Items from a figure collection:
--- Start ---

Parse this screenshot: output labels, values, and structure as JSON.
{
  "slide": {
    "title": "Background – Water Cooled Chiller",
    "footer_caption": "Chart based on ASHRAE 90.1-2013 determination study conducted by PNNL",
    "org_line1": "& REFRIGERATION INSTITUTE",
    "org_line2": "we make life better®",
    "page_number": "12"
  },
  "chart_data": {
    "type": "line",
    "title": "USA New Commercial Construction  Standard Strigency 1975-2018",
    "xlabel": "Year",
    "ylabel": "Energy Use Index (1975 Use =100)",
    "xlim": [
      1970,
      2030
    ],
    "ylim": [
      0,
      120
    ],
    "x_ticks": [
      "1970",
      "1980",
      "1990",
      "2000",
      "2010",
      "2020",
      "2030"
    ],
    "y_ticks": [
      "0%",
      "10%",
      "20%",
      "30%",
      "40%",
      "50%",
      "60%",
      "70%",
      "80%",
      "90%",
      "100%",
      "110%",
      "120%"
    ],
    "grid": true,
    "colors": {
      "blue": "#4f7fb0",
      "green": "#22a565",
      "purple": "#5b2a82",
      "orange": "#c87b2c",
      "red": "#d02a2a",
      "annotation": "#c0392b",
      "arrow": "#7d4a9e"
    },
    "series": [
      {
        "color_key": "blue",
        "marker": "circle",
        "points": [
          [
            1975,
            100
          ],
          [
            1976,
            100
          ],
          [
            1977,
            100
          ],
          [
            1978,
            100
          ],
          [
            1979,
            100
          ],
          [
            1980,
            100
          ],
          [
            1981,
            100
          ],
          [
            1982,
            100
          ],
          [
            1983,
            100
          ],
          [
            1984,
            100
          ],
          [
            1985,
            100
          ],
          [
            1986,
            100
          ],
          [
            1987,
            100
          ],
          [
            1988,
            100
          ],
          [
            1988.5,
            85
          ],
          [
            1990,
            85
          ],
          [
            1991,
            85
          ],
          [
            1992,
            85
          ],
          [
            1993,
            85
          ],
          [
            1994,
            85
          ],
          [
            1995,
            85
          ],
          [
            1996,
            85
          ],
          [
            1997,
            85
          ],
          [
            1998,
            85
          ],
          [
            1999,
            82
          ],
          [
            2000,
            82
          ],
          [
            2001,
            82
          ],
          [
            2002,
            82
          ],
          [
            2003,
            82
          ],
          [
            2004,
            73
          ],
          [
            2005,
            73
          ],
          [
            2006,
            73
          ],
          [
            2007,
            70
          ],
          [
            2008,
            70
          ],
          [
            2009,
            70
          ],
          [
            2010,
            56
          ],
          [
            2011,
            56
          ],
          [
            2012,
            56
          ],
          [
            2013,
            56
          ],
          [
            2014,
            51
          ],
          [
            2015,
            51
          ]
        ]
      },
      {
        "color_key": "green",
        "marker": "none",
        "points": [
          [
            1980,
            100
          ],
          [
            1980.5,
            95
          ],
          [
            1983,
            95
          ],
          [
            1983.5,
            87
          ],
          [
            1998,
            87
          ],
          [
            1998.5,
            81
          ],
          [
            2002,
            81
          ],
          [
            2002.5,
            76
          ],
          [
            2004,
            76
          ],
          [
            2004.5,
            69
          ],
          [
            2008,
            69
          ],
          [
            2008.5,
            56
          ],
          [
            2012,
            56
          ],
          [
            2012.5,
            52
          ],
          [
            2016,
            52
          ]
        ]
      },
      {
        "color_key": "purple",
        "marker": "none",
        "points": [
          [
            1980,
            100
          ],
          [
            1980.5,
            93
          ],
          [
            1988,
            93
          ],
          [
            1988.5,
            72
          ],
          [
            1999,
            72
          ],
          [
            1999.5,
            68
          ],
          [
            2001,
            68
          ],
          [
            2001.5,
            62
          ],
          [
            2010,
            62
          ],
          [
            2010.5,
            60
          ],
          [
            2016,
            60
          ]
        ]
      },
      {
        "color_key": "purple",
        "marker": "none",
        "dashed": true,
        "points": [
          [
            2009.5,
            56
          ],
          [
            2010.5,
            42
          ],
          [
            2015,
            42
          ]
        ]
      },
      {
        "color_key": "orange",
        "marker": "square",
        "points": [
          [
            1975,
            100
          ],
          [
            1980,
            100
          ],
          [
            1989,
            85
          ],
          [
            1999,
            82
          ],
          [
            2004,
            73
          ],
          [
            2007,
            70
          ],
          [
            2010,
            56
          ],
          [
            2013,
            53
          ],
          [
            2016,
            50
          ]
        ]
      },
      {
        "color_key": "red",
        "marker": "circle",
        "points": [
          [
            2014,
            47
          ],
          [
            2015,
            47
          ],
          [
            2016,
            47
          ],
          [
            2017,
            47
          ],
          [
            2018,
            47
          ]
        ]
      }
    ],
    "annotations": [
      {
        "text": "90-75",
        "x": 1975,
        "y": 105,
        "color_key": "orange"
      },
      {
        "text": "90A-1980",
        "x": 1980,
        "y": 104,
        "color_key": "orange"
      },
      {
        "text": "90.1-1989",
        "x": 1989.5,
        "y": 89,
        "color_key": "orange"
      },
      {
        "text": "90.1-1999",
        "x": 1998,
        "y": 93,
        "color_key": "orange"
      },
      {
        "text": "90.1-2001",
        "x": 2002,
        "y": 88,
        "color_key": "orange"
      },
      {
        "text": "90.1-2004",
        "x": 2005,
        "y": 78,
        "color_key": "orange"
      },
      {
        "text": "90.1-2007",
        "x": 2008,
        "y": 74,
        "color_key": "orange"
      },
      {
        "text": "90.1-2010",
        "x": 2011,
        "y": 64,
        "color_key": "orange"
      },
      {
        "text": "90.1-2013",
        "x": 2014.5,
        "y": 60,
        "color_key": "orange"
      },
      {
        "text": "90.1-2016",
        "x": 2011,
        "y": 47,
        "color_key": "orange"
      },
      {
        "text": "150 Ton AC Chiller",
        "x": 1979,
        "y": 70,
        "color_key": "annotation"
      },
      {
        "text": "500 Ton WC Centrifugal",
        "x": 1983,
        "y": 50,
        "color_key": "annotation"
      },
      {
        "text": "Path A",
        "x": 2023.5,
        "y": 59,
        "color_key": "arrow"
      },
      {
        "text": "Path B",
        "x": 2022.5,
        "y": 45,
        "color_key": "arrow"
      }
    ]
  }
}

--- End ---

**Task brief:** Restate the listing above word for word.

**Reply to the exercise:**
Parse this screenshot: output labels, values, and structure as JSON.
{
  "slide": {
    "title": "Background – Water Cooled Chiller",
    "footer_caption": "Chart based on ASHRAE 90.1-2013 determination study conducted by PNNL",
    "org_line1": "& REFRIGERATION INSTITUTE",
    "org_line2": "we make life better®",
    "page_number": "12"
  },
  "chart_data": {
    "type": "line",
    "title": "USA New Commercial Construction  Standard Strigency 1975-2018",
    "xlabel": "Year",
    "ylabel": "Energy Use Index (1975 Use =100)",
    "xlim": [
      1970,
      2030
    ],
    "ylim": [
      0,
      120
    ],
    "x_ticks": [
      "1970",
      "1980",
      "1990",
      "2000",
      "2010",
      "2020",
      "2030"
    ],
    "y_ticks": [
      "0%",
      "10%",
      "20%",
      "30%",
      "40%",
      "50%",
      "60%",
      "70%",
      "80%",
      "90%",
      "100%",
      "110%",
      "120%"
    ],
    "grid": true,
    "colors": {
      "blue": "#4f7fb0",
      "green": "#22a565",
      "purple": "#5b2a82",
      "orange": "#c87b2c",
      "red": "#d02a2a",
      "annotation": "#c0392b",
      "arrow": "#7d4a9e"
    },
    "series": [
      {
        "color_key": "blue",
        "marker": "circle",
        "points": [
          [
            1975,
            100
          ],
          [
            1976,
            100
          ],
          [
            1977,
            100
          ],
          [
            1978,
            100
          ],
          [
            1979,
            100
          ],
          [
            1980,
            100
          ],
          [
            1981,
            100
          ],
          [
            1982,
            100
          ],
          [
            1983,
            100
          ],
          [
            1984,
            100
          ],
          [
            1985,
            100
          ],
          [
            1986,
            100
          ],
          [
            1987,
            100
          ],
          [
            1988,
            100
          ],
          [
            1988.5,
            85
          ],
          [
            1990,
            85
          ],
          [
            1991,
            85
          ],
          [
            1992,
            85
          ],
          [
            1993,
            85
          ],
          [
            1994,
            85
          ],
          [
            1995,
            85
          ],
          [
            1996,
            85
          ],
          [
            1997,
            85
          ],
          [
            1998,
            85
          ],
          [
            1999,
            82
          ],
          [
            2000,
            82
          ],
          [
            2001,
            82
          ],
          [
            2002,
            82
          ],
          [
            2003,
            82
          ],
          [
            2004,
            73
          ],
          [
            2005,
            73
          ],
          [
            2006,
            73
          ],
          [
            2007,
            70
          ],
          [
            2008,
            70
          ],
          [
            2009,
            70
          ],
          [
            2010,
            56
          ],
          [
            2011,
            56
          ],
          [
            2012,
            56
          ],
          [
            2013,
            56
          ],
          [
            2014,
            51
          ],
          [
            2015,
            51
          ]
        ]
      },
      {
        "color_key": "green",
        "marker": "none",
        "points": [
          [
            1980,
            100
          ],
          [
            1980.5,
            95
          ],
          [
            1983,
            95
          ],
          [
            1983.5,
            87
          ],
          [
            1998,
            87
          ],
          [
            1998.5,
            81
          ],
          [
            2002,
            81
          ],
          [
            2002.5,
            76
          ],
          [
            2004,
            76
          ],
          [
            2004.5,
            69
          ],
          [
            2008,
            69
          ],
          [
            2008.5,
            56
          ],
          [
            2012,
            56
          ],
          [
            2012.5,
            52
          ],
          [
            2016,
            52
          ]
        ]
      },
      {
        "color_key": "purple",
        "marker": "none",
        "points": [
          [
            1980,
            100
          ],
          [
            1980.5,
            93
          ],
          [
            1988,
            93
          ],
          [
            1988.5,
            72
          ],
          [
            1999,
            72
          ],
          [
            1999.5,
            68
          ],
          [
            2001,
            68
          ],
          [
            2001.5,
            62
          ],
          [
            2010,
            62
          ],
          [
            2010.5,
            60
          ],
          [
            2016,
            60
          ]
        ]
      },
      {
        "color_key": "purple",
        "marker": "none",
        "dashed": true,
        "points": [
          [
            2009.5,
            56
          ],
          [
            2010.5,
            42
          ],
          [
            2015,
            42
          ]
        ]
      },
      {
        "color_key": "orange",
        "marker": "square",
        "points": [
          [
            1975,
            100
          ],
          [
            1980,
            100
          ],
          [
            1989,
            85
          ],
          [
            1999,
            82
          ],
          [
            2004,
            73
          ],
          [
            2007,
            70
          ],
          [
            2010,
            56
          ],
          [
            2013,
            53
          ],
          [
            2016,
            50
          ]
        ]
      },
      {
        "color_key": "red",
        "marker": "circle",
        "points": [
          [
            2014,
            47
          ],
          [
            2015,
            47
          ],
          [
            2016,
            47
          ],
          [
            2017,
            47
          ],
          [
            2018,
            47
          ]
        ]
      }
    ],
    "annotations": [
      {
        "text": "90-75",
        "x": 1975,
        "y": 105,
        "color_key": "orange"
      },
      {
        "text": "90A-1980",
        "x": 1980,
        "y": 104,
        "color_key": "orange"
      },
      {
        "text": "90.1-1989",
        "x": 1989.5,
        "y": 89,
        "color_key": "orange"
      },
      {
        "text": "90.1-1999",
        "x": 1998,
        "y": 93,
        "color_key": "orange"
      },
      {
        "text": "90.1-2001",
        "x": 2002,
        "y": 88,
        "color_key": "orange"
      },
      {
        "text": "90.1-2004",
        "x": 2005,
        "y": 78,
        "color_key": "orange"
      },
      {
        "text": "90.1-2007",
        "x": 2008,
        "y": 74,
        "color_key": "orange"
      },
      {
        "text": "90.1-2010",
        "x": 2011,
        "y": 64,
        "color_key": "orange"
      },
      {
        "text": "90.1-2013",
        "x": 2014.5,
        "y": 60,
        "color_key": "orange"
      },
      {
        "text": "90.1-2016",
        "x": 2011,
        "y": 47,
        "color_key": "orange"
      },
      {
        "text": "150 Ton AC Chiller",
        "x": 1979,
        "y": 70,
        "color_key": "annotation"
      },
      {
        "text": "500 Ton WC Centrifugal",
        "x": 1983,
        "y": 50,
        "color_key": "annotation"
      },
      {
        "text": "Path A",
        "x": 2023.5,
        "y": 59,
        "color_key": "arrow"
      },
      {
        "text": "Path B",
        "x": 2022.5,
        "y": 45,
        "color_key": "arrow"
      }
    ]
  }
}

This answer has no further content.